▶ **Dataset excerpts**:
▼▼▼

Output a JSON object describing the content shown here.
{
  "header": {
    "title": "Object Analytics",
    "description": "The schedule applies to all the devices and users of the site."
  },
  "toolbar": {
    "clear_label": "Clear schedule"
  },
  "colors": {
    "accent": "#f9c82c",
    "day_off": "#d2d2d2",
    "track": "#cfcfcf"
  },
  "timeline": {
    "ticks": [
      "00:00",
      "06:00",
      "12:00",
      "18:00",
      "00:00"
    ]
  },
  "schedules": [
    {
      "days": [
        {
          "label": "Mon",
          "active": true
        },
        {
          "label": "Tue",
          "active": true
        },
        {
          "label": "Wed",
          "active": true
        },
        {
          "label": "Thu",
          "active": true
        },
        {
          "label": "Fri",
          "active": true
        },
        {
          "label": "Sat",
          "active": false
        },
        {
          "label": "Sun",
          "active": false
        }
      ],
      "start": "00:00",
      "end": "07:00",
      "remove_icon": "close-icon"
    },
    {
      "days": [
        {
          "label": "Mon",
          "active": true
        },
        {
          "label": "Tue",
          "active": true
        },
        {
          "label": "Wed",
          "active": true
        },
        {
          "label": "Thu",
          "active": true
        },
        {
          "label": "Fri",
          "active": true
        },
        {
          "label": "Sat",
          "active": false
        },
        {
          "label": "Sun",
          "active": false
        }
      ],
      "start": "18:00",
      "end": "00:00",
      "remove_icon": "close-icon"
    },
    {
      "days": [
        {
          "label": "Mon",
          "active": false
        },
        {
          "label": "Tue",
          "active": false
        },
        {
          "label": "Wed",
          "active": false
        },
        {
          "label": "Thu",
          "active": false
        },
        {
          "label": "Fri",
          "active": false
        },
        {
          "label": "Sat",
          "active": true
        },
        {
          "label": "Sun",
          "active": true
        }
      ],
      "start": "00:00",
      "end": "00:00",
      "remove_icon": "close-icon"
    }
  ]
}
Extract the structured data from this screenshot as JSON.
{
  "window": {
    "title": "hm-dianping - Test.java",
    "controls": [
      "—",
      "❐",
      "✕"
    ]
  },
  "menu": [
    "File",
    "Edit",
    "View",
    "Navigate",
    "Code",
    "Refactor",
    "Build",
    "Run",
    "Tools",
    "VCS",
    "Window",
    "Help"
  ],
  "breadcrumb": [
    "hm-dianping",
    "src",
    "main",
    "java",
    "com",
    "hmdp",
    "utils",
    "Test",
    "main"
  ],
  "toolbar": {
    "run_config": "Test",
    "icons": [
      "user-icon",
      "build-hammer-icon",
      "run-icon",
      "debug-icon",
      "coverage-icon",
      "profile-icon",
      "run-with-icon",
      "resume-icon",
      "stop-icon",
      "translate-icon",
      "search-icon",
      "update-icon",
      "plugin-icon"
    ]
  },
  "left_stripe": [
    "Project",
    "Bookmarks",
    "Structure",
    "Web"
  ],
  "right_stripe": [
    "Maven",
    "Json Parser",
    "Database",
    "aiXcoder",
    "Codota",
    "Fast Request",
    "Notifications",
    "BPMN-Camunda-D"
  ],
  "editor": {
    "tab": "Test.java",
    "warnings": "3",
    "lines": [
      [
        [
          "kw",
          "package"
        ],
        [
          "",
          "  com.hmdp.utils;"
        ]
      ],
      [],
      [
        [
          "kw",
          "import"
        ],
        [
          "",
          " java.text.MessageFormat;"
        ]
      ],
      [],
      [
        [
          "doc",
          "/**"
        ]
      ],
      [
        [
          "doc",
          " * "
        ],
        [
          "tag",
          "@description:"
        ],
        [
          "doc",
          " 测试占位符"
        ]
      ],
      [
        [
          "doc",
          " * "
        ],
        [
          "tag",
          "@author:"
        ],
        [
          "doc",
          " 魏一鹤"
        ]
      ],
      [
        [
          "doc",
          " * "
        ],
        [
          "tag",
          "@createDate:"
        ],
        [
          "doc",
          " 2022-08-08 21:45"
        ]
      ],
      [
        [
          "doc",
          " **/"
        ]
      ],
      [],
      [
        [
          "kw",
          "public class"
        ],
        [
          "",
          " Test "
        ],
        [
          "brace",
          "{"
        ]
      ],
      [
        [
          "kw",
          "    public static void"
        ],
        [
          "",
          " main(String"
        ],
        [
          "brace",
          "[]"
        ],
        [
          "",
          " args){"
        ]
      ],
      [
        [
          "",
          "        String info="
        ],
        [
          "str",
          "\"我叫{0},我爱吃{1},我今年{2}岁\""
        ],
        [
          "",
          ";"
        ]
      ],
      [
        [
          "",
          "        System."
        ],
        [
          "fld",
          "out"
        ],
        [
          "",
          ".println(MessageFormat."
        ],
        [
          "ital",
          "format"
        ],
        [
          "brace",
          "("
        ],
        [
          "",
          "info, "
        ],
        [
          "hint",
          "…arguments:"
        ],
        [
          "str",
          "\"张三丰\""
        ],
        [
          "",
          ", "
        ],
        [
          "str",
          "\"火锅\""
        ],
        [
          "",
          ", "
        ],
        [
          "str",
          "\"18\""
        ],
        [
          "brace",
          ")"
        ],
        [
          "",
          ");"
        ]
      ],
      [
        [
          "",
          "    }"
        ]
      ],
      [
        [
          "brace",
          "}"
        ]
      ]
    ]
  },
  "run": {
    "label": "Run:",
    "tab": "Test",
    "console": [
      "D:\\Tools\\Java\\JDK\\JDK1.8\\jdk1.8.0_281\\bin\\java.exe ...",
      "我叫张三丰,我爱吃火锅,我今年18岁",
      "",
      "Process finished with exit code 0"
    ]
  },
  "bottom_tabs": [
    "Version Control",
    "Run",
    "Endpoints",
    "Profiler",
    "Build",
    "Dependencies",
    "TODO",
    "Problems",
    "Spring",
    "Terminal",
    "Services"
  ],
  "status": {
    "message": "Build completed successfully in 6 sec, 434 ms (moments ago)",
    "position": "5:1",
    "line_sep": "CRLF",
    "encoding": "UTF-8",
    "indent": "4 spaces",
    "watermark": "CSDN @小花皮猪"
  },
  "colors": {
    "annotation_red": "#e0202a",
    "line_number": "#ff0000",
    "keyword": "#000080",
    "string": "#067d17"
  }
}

▲▲▲

▶ **Set task**: Set down the listing above in full, please, exactly as it appears.

▶ **Solution to the problem**:
Output a JSON object describing the content shown here.
{
  "header": {
    "title": "Object Analytics",
    "description": "The schedule applies to all the devices and users of the site."
  },
  "toolbar": {
    "clear_label": "Clear schedule"
  },
  "colors": {
    "accent": "#f9c82c",
    "day_off": "#d2d2d2",
    "track": "#cfcfcf"
  },
  "timeline": {
    "ticks": [
      "00:00",
      "06:00",
      "12:00",
      "18:00",
      "00:00"
    ]
  },
  "schedules": [
    {
      "days": [
        {
          "label": "Mon",
          "active": true
        },
        {
          "label": "Tue",
          "active": true
        },
        {
          "label": "Wed",
          "active": true
        },
        {
          "label": "Thu",
          "active": true
        },
        {
          "label": "Fri",
          "active": true
        },
        {
          "label": "Sat",
          "active": false
        },
        {
          "label": "Sun",
          "active": false
        }
      ],
      "start": "00:00",
      "end": "07:00",
      "remove_icon": "close-icon"
    },
    {
      "days": [
        {
          "label": "Mon",
          "active": true
        },
        {
          "label": "Tue",
          "active": true
        },
        {
          "label": "Wed",
          "active": true
        },
        {
          "label": "Thu",
          "active": true
        },
        {
          "label": "Fri",
          "active": true
        },
        {
          "label": "Sat",
          "active": false
        },
        {
          "label": "Sun",
          "active": false
        }
      ],
      "start": "18:00",
      "end": "00:00",
      "remove_icon": "close-icon"
    },
    {
      "days": [
        {
          "label": "Mon",
          "active": false
        },
        {
          "label": "Tue",
          "active": false
        },
        {
          "label": "Wed",
          "active": false
        },
        {
          "label": "Thu",
          "active": false
        },
        {
          "label": "Fri",
          "active": false
        },
        {
          "label": "Sat",
          "active": true
        },
        {
          "label": "Sun",
          "active": true
        }
      ],
      "start": "00:00",
      "end": "00:00",
      "remove_icon": "close-icon"
    }
  ]
}
Extract the structured data from this screenshot as JSON.
{
  "window": {
    "title": "hm-dianping - Test.java",
    "controls": [
      "—",
      "❐",
      "✕"
    ]
  },
  "menu": [
    "File",
    "Edit",
    "View",
    "Navigate",
    "Code",
    "Refactor",
    "Build",
    "Run",
    "Tools",
    "VCS",
    "Window",
    "Help"
  ],
  "breadcrumb": [
    "hm-dianping",
    "src",
    "main",
    "java",
    "com",
    "hmdp",
    "utils",
    "Test",
    "main"
  ],
  "toolbar": {
    "run_config": "Test",
    "icons": [
      "user-icon",
      "build-hammer-icon",
      "run-icon",
      "debug-icon",
      "coverage-icon",
      "profile-icon",
      "run-with-icon",
      "resume-icon",
      "stop-icon",
      "translate-icon",
      "search-icon",
      "update-icon",
      "plugin-icon"
    ]
  },
  "left_stripe": [
    "Project",
    "Bookmarks",
    "Structure",
    "Web"
  ],
  "right_stripe": [
    "Maven",
    "Json Parser",
    "Database",
    "aiXcoder",
    "Codota",
    "Fast Request",
    "Notifications",
    "BPMN-Camunda-D"
  ],
  "editor": {
    "tab": "Test.java",
    "warnings": "3",
    "lines": [
      [
        [
          "kw",
          "package"
        ],
        [
          "",
          "  com.hmdp.utils;"
        ]
      ],
      [],
      [
        [
          "kw",
          "import"
        ],
        [
          "",
          " java.text.MessageFormat;"
        ]
      ],
      [],
      [
        [
          "doc",
          "/**"
        ]
      ],
      [
        [
          "doc",
          " * "
        ],
        [
          "tag",
          "@description:"
        ],
        [
          "doc",
          " 测试占位符"
        ]
      ],
      [
        [
          "doc",
          " * "
        ],
        [
          "tag",
          "@author:"
        ],
        [
          "doc",
          " 魏一鹤"
        ]
      ],
      [
        [
          "doc",
          " * "
        ],
        [
          "tag",
          "@createDate:"
        ],
        [
          "doc",
          " 2022-08-08 21:45"
        ]
      ],
      [
        [
          "doc",
          " **/"
        ]
      ],
      [],
      [
        [
          "kw",
          "public class"
        ],
        [
          "",
          " Test "
        ],
        [
          "brace",
          "{"
        ]
      ],
      [
        [
          "kw",
          "    public static void"
        ],
        [
          "",
          " main(String"
        ],
        [
          "brace",
          "[]"
        ],
        [
          "",
          " args){"
        ]
      ],
      [
        [
          "",
          "        String info="
        ],
        [
          "str",
          "\"我叫{0},我爱吃{1},我今年{2}岁\""
        ],
        [
          "",
          ";"
        ]
      ],
      [
        [
          "",
          "        System."
        ],
        [
          "fld",
          "out"
        ],
        [
          "",
          ".println(MessageFormat."
        ],
        [
          "ital",
          "format"
        ],
        [
          "brace",
          "("
        ],
        [
          "",
          "info, "
        ],
        [
          "hint",
          "…arguments:"
        ],
        [
          "str",
          "\"张三丰\""
        ],
        [
          "",
          ", "
        ],
        [
          "str",
          "\"火锅\""
        ],
        [
          "",
          ", "
        ],
        [
          "str",
          "\"18\""
        ],
        [
          "brace",
          ")"
        ],
        [
          "",
          ");"
        ]
      ],
      [
        [
          "",
          "    }"
        ]
      ],
      [
        [
          "brace",
          "}"
        ]
      ]
    ]
  },
  "run": {
    "label": "Run:",
    "tab": "Test",
    "console": [
      "D:\\Tools\\Java\\JDK\\JDK1.8\\jdk1.8.0_281\\bin\\java.exe ...",
      "我叫张三丰,我爱吃火锅,我今年18岁",
      "",
      "Process finished with exit code 0"
    ]
  },
  "bottom_tabs": [
    "Version Control",
    "Run",
    "Endpoints",
    "Profiler",
    "Build",
    "Dependencies",
    "TODO",
    "Problems",
    "Spring",
    "Terminal",
    "Services"
  ],
  "status": {
    "message": "Build completed successfully in 6 sec, 434 ms (moments ago)",
    "position": "5:1",
    "line_sep": "CRLF",
    "encoding": "UTF-8",
    "indent": "4 spaces",
    "watermark": "CSDN @小花皮猪"
  },
  "colors": {
    "annotation_red": "#e0202a",
    "line_number": "#ff0000",
    "keyword": "#000080",
    "string": "#067d17"
  }
}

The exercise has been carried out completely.